### Items:
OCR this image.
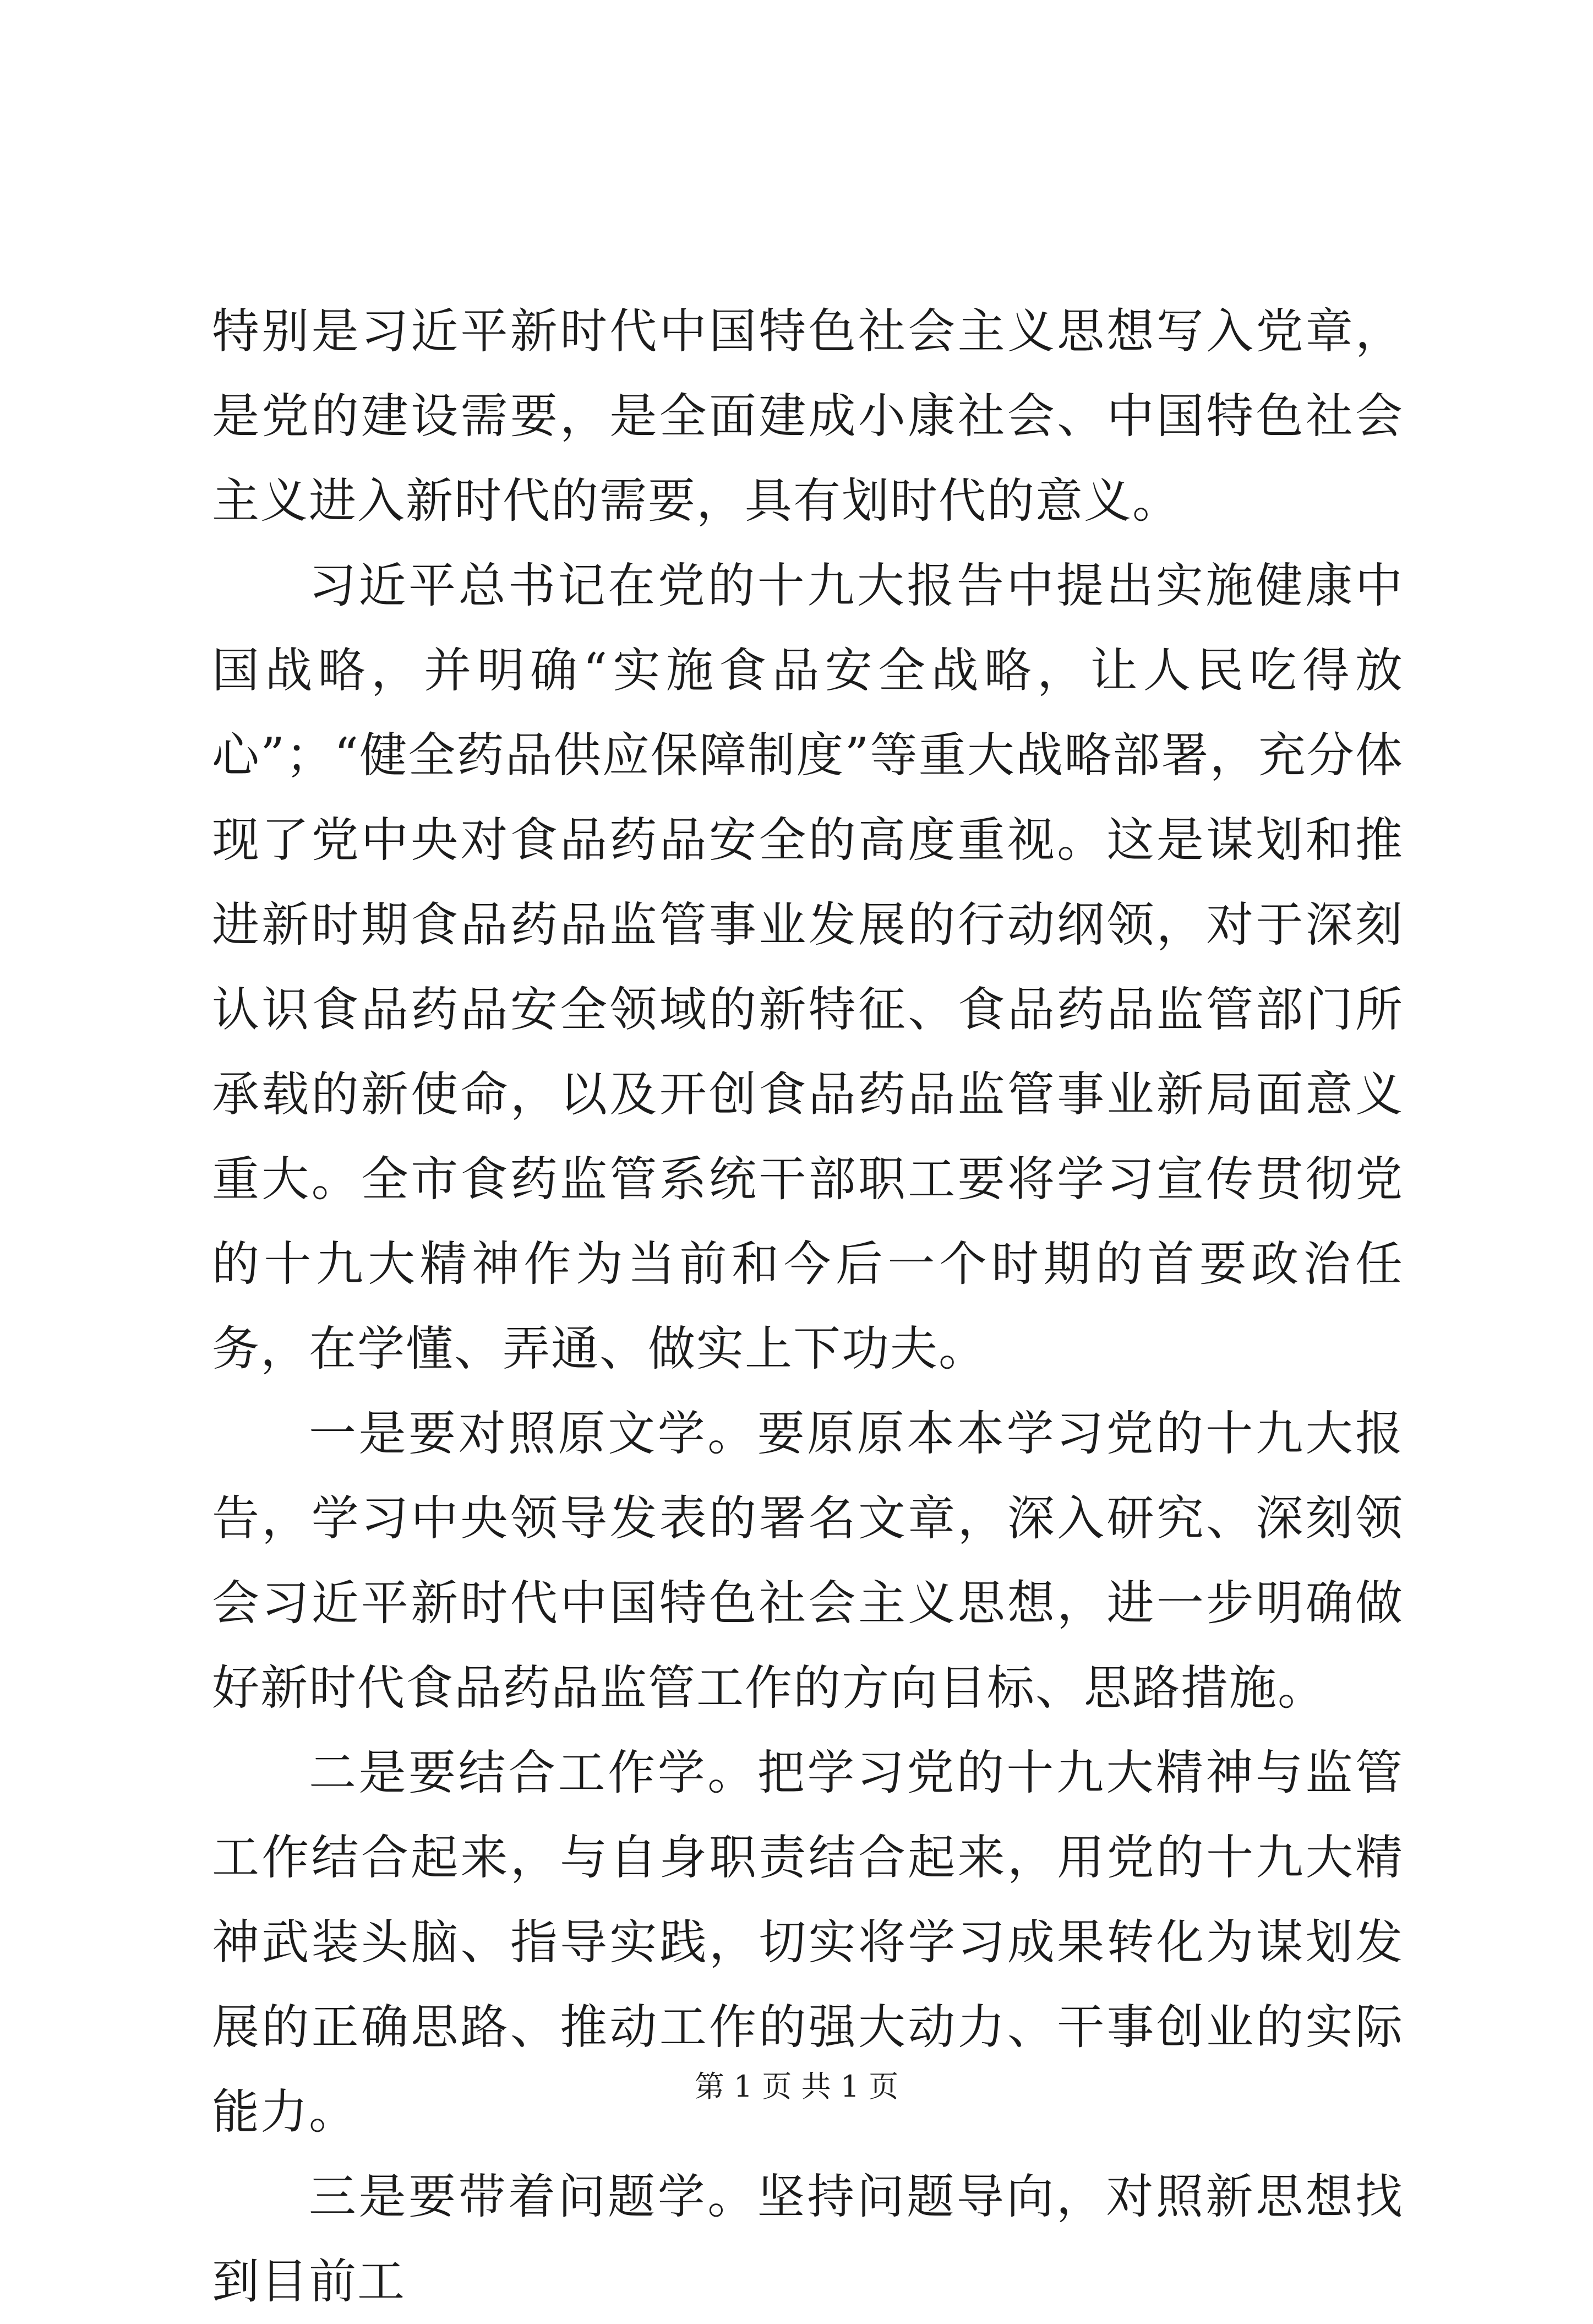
特别是习近平新时代中国特色社会主义思想写入党章，是党的建设需要，是全面建成小康社会、中国特色社会主义进入新时代的需要，具有划时代的意义。

习近平总书记在党的十九大报告中提出实施健康中国战略，并明确“实施食品安全战略，让人民吃得放心”；“健全药品供应保障制度”等重大战略部署，充分体现了党中央对食品药品安全的高度重视。这是谋划和推进新时期食品药品监管事业发展的行动纲领，对于深刻认识食品药品安全领域的新特征、食品药品监管部门所承载的新使命，以及开创食品药品监管事业新局面意义重大。全市食药监管系统干部职工要将学习宣传贯彻党的十九大精神作为当前和今后一个时期的首要政治任务，在学懂、弄通、做实上下功夫。

一是要对照原文学。要原原本本学习党的十九大报告，学习中央领导发表的署名文章，深入研究、深刻领会习近平新时代中国特色社会主义思想，进一步明确做好新时代食品药品监管工作的方向目标、思路措施。

二是要结合工作学。把学习党的十九大精神与监管工作结合起来，与自身职责结合起来，用党的十九大精神武装头脑、指导实践，切实将学习成果转化为谋划发展的正确思路、推动工作的强大动力、干事创业的实际能力。

三是要带着问题学。坚持问题导向，对照新思想找到目前工

第 1 页 共 1 页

### What you will do:
Every record above should come back exactly, but without its pictures.

### Task solution:
OCR this image.
特别是习近平新时代中国特色社会主义思想写入党章，是党的建设需要，是全面建成小康社会、中国特色社会主义进入新时代的需要，具有划时代的意义。

习近平总书记在党的十九大报告中提出实施健康中国战略，并明确“实施食品安全战略，让人民吃得放心”；“健全药品供应保障制度”等重大战略部署，充分体现了党中央对食品药品安全的高度重视。这是谋划和推进新时期食品药品监管事业发展的行动纲领，对于深刻认识食品药品安全领域的新特征、食品药品监管部门所承载的新使命，以及开创食品药品监管事业新局面意义重大。全市食药监管系统干部职工要将学习宣传贯彻党的十九大精神作为当前和今后一个时期的首要政治任务，在学懂、弄通、做实上下功夫。

一是要对照原文学。要原原本本学习党的十九大报告，学习中央领导发表的署名文章，深入研究、深刻领会习近平新时代中国特色社会主义思想，进一步明确做好新时代食品药品监管工作的方向目标、思路措施。

二是要结合工作学。把学习党的十九大精神与监管工作结合起来，与自身职责结合起来，用党的十九大精神武装头脑、指导实践，切实将学习成果转化为谋划发展的正确思路、推动工作的强大动力、干事创业的实际能力。

三是要带着问题学。坚持问题导向，对照新思想找到目前工

第 1 页 共 1 页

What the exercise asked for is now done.